[WHAT IS EXPECTED] Across the entries below, count the lines in which the word "name" occurs. Reply with the count alone.

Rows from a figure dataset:
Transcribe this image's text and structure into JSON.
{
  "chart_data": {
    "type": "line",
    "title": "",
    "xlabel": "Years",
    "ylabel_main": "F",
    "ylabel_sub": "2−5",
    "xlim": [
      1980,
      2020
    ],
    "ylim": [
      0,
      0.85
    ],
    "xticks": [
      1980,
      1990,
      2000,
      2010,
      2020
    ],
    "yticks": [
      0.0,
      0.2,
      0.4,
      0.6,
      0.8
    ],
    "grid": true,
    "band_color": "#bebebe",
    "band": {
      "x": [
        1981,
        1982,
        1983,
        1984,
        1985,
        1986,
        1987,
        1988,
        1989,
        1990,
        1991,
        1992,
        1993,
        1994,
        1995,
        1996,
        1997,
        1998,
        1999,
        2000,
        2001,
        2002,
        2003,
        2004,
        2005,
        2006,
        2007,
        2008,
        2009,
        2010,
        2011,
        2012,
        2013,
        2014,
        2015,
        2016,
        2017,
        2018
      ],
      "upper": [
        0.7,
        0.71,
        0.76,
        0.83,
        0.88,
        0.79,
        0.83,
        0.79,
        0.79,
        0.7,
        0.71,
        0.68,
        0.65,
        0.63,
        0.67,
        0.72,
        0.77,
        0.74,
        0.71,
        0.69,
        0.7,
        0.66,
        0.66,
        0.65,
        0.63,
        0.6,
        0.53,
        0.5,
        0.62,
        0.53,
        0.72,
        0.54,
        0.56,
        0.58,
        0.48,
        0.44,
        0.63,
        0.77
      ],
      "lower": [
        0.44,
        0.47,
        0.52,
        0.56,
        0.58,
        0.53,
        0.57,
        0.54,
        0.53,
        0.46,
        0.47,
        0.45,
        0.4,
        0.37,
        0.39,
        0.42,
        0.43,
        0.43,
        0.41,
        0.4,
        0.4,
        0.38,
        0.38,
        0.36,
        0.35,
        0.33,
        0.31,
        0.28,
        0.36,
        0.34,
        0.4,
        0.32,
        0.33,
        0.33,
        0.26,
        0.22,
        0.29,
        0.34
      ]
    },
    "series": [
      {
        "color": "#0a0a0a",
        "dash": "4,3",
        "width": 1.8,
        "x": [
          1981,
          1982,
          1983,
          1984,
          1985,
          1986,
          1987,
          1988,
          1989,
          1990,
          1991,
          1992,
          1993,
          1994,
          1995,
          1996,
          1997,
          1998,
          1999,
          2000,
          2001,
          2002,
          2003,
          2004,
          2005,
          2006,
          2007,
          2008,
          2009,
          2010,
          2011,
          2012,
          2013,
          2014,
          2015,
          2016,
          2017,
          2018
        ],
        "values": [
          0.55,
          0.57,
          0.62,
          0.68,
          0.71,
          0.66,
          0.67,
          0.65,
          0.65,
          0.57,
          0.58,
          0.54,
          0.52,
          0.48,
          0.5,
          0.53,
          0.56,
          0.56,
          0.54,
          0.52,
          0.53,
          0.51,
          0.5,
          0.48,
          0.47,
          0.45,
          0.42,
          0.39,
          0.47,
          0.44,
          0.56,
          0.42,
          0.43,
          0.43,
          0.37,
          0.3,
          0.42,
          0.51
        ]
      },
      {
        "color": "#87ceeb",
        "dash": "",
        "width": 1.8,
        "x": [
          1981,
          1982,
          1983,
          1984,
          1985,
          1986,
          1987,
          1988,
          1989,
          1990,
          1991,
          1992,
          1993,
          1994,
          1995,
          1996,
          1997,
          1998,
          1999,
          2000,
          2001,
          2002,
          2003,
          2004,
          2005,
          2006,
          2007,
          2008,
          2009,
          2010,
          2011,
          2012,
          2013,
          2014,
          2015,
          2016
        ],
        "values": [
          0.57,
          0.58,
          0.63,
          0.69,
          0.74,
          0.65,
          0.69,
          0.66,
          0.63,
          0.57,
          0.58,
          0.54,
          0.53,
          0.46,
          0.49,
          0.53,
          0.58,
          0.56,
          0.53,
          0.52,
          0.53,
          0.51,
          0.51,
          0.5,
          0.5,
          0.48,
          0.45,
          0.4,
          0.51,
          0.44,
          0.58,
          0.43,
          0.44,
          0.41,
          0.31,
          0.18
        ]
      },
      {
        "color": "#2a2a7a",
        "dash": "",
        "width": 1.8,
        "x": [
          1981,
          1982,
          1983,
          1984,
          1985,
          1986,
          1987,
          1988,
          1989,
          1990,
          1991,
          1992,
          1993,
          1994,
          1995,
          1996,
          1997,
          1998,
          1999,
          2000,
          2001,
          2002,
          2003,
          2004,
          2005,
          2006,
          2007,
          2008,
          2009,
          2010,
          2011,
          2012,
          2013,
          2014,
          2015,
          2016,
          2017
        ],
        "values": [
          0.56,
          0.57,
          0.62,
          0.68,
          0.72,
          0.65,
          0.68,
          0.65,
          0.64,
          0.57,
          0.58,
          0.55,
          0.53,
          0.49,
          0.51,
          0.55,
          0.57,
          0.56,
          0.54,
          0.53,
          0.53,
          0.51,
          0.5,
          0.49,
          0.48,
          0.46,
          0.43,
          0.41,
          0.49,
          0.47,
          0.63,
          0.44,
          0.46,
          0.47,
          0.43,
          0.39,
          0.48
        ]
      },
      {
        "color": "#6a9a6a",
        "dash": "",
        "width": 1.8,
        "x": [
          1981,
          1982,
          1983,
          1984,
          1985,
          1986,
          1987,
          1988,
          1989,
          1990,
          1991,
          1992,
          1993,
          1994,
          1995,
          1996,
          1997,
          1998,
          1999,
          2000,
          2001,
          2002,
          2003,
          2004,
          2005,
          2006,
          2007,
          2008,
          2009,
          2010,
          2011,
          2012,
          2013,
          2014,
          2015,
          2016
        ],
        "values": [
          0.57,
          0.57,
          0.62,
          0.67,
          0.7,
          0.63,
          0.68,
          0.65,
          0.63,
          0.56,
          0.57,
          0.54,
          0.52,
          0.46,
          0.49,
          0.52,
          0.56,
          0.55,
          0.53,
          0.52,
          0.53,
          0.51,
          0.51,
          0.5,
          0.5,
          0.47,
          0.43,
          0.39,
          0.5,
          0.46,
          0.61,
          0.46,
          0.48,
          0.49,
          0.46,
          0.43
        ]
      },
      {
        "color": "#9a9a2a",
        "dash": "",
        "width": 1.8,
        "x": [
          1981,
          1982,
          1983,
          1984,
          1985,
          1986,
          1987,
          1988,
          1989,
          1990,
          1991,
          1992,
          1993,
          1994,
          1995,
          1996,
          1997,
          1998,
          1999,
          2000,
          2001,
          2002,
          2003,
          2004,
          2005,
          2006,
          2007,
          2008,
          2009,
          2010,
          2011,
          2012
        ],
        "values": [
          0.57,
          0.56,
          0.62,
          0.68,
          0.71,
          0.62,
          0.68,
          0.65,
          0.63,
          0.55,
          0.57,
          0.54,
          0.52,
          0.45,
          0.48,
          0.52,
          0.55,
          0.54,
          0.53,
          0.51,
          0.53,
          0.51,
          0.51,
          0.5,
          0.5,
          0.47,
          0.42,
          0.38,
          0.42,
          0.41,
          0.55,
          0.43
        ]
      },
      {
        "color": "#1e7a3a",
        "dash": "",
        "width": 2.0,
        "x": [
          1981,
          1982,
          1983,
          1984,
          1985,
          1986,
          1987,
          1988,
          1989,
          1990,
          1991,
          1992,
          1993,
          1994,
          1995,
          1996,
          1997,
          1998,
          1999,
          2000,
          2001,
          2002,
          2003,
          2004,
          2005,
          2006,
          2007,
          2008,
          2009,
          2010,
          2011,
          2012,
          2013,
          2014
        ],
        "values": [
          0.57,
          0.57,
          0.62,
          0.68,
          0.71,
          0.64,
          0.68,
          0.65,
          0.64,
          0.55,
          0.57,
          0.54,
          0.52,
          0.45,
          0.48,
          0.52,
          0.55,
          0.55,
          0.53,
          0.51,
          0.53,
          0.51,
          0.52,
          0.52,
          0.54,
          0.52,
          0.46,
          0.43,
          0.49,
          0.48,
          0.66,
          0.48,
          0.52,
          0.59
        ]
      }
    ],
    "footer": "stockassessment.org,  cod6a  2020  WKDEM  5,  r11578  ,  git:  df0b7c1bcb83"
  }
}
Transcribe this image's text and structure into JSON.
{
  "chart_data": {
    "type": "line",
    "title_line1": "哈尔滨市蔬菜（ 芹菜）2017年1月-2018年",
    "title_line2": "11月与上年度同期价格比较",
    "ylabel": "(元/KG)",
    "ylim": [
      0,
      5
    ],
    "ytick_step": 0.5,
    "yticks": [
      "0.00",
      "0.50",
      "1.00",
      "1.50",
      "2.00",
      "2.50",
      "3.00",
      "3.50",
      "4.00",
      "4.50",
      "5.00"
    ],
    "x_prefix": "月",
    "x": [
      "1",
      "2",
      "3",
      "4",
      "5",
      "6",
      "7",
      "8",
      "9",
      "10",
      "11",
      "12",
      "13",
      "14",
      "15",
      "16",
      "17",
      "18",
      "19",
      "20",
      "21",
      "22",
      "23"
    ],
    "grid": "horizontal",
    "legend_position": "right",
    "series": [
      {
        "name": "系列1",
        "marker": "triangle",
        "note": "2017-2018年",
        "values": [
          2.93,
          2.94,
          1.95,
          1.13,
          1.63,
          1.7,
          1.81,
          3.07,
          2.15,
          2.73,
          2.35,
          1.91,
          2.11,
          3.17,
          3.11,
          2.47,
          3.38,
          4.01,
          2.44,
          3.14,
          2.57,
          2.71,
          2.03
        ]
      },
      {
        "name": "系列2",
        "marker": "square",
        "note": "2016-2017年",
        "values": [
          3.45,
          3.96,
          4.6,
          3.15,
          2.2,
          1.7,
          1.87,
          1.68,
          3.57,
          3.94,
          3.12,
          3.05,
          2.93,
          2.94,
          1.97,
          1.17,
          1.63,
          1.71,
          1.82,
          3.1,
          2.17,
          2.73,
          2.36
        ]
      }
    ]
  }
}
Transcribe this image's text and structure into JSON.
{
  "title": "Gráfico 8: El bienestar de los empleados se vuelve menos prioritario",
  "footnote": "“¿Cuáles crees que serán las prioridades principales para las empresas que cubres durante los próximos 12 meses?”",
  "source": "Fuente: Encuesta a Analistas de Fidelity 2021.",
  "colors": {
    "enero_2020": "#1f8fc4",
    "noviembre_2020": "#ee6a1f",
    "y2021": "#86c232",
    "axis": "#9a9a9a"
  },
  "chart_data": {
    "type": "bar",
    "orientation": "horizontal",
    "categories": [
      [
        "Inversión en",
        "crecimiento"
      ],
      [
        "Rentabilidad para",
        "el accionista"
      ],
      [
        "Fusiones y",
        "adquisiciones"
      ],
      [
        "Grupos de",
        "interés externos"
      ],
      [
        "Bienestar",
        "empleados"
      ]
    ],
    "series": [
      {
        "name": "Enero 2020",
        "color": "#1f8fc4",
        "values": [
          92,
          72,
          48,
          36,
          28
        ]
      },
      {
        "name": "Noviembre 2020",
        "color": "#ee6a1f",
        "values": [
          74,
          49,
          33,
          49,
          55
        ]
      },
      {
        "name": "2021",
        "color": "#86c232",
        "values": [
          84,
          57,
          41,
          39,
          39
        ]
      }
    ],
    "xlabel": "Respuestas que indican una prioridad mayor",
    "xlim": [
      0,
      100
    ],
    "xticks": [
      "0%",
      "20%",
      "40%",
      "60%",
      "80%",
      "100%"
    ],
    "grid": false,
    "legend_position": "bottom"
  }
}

[THE RESULT] 5